## RECORDS FOR PROCESSING
* Begin *

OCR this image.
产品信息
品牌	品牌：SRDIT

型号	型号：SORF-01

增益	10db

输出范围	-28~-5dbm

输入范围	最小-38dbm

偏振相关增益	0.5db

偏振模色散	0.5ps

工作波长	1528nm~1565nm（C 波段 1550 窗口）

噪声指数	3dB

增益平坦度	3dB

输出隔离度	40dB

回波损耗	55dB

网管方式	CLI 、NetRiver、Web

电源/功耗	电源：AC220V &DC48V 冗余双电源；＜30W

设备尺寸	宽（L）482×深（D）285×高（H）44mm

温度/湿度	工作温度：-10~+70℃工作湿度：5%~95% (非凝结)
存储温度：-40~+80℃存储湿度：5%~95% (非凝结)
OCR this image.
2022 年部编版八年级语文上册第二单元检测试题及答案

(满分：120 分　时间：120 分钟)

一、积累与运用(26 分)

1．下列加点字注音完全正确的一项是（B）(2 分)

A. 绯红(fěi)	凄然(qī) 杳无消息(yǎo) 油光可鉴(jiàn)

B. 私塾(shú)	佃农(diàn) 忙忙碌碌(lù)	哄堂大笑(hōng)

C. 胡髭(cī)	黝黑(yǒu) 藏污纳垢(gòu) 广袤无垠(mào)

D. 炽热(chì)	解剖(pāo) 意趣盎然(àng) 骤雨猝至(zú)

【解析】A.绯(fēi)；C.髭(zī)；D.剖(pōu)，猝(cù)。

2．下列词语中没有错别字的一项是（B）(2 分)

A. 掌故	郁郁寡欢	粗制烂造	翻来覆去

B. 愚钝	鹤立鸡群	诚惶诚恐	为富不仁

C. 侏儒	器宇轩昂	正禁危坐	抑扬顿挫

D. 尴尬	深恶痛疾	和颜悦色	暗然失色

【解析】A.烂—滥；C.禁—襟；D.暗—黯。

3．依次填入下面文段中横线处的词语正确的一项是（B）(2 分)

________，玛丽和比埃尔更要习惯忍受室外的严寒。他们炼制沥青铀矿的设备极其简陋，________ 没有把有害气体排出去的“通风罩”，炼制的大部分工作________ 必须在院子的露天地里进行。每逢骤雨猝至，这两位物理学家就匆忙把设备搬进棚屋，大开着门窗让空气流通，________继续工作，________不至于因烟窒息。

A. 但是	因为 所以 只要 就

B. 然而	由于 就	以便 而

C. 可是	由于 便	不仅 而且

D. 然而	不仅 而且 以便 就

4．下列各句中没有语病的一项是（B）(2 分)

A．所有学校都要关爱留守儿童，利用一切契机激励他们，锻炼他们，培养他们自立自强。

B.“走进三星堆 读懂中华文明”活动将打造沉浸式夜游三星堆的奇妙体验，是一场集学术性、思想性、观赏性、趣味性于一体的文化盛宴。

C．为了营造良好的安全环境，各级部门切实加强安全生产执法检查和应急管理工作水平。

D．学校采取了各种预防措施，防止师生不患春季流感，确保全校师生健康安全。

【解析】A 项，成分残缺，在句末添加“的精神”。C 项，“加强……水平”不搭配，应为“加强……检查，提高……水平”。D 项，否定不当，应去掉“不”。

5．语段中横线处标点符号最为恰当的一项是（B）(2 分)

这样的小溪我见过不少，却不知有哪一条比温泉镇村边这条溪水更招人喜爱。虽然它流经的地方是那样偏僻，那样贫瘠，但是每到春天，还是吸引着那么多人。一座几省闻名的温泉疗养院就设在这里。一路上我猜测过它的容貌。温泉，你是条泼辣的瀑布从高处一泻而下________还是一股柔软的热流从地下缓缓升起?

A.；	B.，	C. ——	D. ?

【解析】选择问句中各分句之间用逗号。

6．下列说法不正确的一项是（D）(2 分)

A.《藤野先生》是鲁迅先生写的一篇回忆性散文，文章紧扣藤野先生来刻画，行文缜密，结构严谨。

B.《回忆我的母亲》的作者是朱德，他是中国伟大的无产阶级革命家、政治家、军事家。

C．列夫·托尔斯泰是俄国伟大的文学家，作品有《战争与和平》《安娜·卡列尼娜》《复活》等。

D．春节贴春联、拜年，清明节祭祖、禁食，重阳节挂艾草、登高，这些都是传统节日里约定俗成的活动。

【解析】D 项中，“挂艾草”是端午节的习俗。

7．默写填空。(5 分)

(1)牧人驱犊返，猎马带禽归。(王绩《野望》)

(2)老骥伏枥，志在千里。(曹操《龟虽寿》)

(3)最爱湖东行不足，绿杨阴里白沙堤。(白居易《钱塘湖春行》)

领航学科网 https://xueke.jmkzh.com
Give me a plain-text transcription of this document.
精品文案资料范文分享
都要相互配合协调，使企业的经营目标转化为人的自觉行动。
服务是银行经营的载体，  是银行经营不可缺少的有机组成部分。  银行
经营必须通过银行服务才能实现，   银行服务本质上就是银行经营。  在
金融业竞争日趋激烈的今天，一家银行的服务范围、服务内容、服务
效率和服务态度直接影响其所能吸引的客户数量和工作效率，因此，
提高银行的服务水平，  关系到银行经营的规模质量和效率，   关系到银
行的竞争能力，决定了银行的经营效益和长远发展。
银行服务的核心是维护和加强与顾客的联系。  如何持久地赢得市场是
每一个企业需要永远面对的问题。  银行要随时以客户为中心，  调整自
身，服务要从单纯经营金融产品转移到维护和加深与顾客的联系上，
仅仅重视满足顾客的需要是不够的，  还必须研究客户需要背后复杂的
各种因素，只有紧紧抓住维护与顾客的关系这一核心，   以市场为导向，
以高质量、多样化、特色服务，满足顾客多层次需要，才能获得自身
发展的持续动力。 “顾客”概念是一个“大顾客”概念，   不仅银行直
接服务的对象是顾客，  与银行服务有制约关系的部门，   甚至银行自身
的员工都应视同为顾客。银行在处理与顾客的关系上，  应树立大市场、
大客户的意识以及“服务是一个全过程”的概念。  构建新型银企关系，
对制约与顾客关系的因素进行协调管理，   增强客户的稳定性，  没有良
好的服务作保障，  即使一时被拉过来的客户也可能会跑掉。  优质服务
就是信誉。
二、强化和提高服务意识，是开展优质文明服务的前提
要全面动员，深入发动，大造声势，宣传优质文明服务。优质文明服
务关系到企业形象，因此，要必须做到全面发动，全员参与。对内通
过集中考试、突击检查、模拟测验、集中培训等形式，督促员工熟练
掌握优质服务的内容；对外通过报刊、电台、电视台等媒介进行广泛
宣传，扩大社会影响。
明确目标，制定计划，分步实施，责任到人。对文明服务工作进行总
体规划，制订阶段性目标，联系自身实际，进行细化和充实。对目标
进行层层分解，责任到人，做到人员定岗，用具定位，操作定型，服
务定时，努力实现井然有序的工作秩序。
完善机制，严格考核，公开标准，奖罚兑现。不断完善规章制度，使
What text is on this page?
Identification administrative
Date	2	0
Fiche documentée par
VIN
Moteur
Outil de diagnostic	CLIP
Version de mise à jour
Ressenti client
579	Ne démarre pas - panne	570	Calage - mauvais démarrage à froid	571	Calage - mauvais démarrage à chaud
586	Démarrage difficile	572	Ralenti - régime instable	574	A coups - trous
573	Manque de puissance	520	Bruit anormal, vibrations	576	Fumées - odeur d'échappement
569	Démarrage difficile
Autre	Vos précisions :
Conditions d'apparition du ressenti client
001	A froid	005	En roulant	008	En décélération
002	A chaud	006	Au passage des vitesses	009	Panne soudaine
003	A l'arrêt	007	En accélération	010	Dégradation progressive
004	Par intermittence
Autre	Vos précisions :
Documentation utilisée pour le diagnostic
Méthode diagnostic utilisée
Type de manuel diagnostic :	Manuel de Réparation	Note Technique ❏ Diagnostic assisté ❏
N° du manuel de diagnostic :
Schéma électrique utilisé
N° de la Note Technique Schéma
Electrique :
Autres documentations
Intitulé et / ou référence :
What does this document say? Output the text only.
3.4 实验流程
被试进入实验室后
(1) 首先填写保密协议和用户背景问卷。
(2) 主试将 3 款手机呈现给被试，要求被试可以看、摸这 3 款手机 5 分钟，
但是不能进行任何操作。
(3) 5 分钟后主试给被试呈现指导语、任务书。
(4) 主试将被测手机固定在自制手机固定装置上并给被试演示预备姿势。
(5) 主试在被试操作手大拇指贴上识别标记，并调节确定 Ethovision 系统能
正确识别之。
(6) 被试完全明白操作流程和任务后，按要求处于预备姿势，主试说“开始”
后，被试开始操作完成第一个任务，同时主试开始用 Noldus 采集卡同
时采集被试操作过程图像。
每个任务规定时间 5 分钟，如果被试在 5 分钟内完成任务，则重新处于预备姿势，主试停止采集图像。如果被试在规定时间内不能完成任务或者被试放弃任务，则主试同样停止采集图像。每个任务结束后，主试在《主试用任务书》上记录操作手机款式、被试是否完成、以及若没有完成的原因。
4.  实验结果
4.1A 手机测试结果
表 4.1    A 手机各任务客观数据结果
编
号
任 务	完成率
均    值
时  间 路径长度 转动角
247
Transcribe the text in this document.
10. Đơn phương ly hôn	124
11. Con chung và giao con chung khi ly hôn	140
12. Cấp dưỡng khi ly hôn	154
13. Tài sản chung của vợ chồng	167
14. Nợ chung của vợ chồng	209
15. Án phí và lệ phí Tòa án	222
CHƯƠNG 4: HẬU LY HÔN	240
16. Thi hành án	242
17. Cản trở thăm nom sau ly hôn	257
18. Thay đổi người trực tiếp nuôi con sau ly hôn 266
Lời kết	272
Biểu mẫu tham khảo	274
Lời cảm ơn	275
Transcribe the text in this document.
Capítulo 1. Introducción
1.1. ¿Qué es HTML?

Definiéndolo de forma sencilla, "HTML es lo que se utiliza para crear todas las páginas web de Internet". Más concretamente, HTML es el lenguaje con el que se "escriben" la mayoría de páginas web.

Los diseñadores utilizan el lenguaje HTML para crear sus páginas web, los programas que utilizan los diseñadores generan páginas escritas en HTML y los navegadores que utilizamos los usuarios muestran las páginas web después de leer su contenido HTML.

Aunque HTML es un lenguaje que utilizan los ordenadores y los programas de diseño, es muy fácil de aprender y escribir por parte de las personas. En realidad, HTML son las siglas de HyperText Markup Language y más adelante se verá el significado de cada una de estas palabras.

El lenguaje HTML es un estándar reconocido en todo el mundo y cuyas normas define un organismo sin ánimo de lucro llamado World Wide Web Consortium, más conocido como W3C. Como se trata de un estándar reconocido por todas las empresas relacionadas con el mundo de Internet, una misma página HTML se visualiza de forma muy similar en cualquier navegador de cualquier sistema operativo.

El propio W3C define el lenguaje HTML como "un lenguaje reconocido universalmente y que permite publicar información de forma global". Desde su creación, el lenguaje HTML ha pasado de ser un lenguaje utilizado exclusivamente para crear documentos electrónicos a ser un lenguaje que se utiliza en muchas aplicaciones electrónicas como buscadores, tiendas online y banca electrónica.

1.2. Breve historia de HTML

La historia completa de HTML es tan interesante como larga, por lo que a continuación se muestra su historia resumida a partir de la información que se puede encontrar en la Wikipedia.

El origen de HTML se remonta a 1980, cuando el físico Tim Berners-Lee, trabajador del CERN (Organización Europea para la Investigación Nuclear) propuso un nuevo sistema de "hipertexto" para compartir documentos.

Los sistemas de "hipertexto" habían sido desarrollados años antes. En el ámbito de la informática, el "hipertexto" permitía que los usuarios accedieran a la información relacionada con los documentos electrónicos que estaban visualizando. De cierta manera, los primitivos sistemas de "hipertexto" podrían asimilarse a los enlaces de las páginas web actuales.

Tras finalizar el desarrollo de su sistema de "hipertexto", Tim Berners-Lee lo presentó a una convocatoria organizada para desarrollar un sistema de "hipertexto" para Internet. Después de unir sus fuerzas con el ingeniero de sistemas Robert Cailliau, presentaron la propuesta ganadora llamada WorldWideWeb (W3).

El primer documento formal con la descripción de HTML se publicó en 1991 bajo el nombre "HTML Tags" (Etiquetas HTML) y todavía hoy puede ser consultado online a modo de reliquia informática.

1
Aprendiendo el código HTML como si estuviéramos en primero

* End *

## WHAT THE EXERCISE ASKS
Copy each line of the listing that contains the string "historia".

## RESULT OF THIS TASK
1.2. Breve historia de HTML
La historia completa de HTML es tan interesante como larga, por lo que a continuación se muestra su historia resumida a partir de la información que se puede encontrar en la Wikipedia.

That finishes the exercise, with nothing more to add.